***** Extracted records *****
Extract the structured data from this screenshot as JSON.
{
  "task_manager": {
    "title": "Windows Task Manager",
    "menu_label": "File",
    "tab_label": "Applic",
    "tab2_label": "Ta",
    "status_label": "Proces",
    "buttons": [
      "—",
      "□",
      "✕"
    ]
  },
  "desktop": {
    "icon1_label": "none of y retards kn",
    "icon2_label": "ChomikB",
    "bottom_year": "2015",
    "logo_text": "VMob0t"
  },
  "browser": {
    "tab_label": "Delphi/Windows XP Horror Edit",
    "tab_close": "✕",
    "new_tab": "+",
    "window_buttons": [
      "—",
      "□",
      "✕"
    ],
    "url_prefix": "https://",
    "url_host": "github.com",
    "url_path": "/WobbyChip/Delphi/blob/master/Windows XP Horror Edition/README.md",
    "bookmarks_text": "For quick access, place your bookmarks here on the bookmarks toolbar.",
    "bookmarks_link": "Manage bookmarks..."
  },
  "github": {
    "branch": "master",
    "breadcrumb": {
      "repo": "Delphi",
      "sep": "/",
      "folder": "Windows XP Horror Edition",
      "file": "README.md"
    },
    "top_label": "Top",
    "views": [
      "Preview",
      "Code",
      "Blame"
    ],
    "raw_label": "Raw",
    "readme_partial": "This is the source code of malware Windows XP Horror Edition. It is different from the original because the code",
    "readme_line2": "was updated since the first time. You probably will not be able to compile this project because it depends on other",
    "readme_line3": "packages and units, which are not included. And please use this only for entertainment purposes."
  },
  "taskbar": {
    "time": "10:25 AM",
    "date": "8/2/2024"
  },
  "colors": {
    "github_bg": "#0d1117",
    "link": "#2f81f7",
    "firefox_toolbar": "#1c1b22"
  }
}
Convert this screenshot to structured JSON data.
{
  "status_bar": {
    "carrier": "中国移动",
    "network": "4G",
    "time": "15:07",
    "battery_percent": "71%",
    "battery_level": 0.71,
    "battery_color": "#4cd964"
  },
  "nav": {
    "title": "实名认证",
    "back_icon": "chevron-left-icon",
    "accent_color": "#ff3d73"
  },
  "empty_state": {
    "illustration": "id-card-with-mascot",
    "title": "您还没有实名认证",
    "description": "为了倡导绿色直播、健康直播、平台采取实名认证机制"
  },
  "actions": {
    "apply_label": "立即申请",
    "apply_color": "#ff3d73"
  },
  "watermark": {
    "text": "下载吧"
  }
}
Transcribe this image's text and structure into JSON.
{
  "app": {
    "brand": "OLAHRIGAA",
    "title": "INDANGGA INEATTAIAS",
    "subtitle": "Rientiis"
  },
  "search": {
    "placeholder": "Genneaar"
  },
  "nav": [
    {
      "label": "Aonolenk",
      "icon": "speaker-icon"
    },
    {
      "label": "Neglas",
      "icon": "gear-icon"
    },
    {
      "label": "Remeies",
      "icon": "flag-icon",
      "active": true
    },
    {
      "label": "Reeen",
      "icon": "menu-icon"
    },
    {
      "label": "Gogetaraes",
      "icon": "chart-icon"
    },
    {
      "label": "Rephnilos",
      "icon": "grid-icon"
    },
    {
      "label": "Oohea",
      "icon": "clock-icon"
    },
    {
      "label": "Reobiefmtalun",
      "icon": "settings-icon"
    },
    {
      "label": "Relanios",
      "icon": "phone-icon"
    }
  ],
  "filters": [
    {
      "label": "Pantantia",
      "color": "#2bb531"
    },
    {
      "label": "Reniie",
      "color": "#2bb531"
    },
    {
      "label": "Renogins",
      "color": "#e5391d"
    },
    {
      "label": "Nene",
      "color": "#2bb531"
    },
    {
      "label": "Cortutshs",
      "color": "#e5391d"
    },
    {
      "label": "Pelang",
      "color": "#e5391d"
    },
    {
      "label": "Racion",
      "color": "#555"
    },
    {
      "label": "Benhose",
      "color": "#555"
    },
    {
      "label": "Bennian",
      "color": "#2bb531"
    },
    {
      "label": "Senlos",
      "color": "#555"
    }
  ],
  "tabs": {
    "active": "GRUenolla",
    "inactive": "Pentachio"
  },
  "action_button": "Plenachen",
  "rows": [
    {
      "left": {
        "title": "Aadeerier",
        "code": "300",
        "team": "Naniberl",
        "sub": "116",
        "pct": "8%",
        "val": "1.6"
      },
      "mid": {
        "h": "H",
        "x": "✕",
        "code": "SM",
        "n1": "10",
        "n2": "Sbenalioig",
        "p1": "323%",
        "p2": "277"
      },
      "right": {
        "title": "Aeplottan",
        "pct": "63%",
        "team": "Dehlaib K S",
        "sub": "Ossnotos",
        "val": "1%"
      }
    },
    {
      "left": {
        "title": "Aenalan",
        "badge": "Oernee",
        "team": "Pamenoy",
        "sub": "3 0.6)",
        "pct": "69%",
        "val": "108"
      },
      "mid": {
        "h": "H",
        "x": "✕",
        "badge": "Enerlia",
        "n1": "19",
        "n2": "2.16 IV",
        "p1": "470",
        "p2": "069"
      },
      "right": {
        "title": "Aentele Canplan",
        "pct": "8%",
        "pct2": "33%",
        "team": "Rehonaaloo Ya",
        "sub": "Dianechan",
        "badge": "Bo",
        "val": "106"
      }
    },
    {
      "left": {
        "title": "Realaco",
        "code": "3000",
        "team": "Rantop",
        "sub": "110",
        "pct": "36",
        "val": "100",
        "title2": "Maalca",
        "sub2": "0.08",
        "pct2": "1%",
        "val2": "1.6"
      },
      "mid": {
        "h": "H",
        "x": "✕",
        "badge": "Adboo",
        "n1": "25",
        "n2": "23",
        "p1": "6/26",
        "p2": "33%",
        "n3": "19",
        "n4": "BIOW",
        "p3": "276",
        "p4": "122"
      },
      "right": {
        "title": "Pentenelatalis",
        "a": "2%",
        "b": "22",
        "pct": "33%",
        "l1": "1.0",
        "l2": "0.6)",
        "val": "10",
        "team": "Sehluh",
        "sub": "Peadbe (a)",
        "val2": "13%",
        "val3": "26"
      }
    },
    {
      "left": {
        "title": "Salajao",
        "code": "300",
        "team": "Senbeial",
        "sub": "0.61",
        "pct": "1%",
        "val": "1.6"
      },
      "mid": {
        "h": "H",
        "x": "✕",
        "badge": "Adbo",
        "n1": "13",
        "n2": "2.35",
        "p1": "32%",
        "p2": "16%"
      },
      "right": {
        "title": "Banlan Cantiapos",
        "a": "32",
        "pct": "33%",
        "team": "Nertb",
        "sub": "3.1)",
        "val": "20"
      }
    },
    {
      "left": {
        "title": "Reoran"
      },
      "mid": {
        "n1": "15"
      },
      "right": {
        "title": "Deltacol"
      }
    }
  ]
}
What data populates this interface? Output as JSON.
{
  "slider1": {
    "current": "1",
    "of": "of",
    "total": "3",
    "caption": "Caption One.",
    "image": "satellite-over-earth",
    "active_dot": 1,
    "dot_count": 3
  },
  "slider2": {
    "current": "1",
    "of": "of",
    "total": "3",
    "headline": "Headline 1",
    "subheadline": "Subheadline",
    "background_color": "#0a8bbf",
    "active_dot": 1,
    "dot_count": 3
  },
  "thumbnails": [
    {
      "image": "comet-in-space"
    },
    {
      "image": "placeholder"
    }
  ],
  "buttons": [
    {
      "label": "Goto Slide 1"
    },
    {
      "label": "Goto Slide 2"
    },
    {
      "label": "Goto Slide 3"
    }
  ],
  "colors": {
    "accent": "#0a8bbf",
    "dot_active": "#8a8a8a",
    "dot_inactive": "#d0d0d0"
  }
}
*****
Set task =
Check each line above for "Goto" and return the ones that have it.

Result for this exercise =
      "label": "Goto Slide 1"
      "label": "Goto Slide 2"
      "label": "Goto Slide 3"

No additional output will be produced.